Supplied records.

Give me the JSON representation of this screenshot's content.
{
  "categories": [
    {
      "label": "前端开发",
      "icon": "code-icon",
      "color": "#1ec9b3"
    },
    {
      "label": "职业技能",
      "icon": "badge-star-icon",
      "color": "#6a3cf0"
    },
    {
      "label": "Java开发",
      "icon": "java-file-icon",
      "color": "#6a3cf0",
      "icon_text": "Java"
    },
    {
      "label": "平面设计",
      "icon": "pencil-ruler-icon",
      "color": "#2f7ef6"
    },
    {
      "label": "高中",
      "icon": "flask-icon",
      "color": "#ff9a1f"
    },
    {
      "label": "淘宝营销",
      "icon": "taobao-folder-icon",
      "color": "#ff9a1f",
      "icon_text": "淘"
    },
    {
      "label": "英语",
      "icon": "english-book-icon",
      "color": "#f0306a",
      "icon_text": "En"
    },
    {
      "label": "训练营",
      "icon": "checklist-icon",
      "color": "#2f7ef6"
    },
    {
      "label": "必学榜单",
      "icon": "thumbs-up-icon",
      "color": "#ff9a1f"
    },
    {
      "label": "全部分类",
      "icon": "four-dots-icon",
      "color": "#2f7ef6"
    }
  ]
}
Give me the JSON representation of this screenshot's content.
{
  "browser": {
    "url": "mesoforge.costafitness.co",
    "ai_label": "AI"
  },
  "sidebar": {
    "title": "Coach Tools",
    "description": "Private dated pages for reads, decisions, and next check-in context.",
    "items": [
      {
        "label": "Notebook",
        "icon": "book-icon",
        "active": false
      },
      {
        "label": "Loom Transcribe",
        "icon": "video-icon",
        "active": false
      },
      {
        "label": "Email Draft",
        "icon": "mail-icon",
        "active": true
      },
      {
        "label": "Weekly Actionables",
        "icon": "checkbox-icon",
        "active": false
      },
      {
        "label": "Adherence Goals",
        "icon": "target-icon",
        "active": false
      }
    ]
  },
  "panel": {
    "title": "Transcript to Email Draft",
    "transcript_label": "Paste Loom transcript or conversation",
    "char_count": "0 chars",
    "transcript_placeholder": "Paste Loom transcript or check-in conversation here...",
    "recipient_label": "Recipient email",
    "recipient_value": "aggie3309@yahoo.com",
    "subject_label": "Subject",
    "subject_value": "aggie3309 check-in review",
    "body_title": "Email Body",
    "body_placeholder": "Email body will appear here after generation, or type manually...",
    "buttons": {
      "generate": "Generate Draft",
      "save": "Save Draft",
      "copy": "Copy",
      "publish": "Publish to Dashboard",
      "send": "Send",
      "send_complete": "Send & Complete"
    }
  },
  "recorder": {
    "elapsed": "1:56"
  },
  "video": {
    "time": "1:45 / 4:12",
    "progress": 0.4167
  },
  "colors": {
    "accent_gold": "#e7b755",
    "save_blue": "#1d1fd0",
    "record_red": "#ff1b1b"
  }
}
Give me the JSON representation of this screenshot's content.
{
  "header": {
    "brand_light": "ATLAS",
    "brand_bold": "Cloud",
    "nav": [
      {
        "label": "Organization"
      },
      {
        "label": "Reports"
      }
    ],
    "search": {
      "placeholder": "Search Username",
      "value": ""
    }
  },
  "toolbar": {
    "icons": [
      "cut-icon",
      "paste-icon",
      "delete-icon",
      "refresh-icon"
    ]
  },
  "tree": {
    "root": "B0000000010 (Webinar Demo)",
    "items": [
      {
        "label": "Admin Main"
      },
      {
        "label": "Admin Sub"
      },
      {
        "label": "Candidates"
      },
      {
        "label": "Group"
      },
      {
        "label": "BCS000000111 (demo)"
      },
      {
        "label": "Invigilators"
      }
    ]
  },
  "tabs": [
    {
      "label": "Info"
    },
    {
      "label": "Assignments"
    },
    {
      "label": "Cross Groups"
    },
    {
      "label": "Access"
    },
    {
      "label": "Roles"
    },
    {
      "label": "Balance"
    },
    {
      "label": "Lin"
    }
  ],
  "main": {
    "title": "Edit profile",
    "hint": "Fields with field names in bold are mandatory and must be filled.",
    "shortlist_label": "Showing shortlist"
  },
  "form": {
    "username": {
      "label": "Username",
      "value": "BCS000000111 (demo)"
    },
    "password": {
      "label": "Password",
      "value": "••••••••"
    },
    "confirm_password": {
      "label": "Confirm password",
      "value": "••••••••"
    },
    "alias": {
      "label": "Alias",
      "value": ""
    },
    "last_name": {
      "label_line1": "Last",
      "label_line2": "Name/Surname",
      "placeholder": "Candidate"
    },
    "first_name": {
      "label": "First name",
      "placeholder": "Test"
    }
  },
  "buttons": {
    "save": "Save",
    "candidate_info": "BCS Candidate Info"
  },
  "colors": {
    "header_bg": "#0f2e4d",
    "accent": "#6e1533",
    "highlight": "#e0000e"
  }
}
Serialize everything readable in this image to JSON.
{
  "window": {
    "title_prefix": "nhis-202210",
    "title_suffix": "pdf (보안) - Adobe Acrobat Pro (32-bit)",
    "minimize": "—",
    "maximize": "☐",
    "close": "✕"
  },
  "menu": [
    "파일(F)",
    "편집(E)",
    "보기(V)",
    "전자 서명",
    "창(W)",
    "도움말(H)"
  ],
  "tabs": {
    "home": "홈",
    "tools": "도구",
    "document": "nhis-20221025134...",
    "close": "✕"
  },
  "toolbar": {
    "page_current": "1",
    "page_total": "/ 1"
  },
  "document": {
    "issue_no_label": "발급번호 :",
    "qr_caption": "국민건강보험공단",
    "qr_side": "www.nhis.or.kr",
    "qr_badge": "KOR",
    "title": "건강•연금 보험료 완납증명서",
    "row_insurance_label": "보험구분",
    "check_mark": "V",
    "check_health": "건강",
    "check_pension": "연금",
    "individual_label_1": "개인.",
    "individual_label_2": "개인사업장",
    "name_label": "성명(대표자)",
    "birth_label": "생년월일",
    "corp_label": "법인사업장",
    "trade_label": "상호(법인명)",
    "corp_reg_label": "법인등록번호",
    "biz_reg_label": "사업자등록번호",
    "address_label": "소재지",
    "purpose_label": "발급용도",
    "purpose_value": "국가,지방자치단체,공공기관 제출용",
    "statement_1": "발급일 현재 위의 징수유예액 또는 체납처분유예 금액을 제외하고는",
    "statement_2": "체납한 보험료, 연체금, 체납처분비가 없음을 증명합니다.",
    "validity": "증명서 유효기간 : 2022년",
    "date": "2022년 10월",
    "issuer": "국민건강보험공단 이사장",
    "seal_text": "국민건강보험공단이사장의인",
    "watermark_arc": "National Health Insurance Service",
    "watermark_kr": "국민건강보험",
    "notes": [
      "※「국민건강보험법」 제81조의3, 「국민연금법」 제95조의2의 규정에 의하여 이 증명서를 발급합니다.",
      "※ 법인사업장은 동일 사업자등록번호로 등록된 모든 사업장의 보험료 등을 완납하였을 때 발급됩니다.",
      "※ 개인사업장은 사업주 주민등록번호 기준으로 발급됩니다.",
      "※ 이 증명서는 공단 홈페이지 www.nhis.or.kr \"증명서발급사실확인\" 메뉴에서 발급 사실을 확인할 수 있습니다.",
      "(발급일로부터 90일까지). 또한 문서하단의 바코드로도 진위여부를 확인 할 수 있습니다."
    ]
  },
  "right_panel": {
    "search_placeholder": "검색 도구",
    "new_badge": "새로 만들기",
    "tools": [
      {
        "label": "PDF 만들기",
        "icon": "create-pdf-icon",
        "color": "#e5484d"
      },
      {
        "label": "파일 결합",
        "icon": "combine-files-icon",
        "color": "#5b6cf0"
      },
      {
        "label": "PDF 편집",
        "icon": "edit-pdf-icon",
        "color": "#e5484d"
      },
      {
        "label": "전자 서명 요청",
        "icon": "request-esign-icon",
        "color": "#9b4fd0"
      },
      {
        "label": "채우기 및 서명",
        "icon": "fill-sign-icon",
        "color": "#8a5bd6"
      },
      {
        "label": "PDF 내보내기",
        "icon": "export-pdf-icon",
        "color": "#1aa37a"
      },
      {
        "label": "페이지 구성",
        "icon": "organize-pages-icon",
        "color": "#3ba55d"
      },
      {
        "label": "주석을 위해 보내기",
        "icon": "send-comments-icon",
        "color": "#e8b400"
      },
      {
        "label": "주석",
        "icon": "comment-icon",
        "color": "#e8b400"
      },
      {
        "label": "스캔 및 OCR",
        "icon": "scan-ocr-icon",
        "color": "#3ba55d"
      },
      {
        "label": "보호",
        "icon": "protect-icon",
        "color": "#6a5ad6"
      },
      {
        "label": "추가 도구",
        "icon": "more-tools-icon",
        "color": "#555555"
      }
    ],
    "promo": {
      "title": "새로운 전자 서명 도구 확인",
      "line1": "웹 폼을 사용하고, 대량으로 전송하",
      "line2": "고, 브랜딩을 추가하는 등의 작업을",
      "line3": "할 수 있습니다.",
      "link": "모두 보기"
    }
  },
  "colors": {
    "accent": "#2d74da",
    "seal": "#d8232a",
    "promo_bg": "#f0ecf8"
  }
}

Task objective. Extract every line above containing the word "Loom".

Solution to this task.
        "label": "Loom Transcribe",
    "transcript_label": "Paste Loom transcript or conversation",
    "transcript_placeholder": "Paste Loom transcript or check-in conversation here...",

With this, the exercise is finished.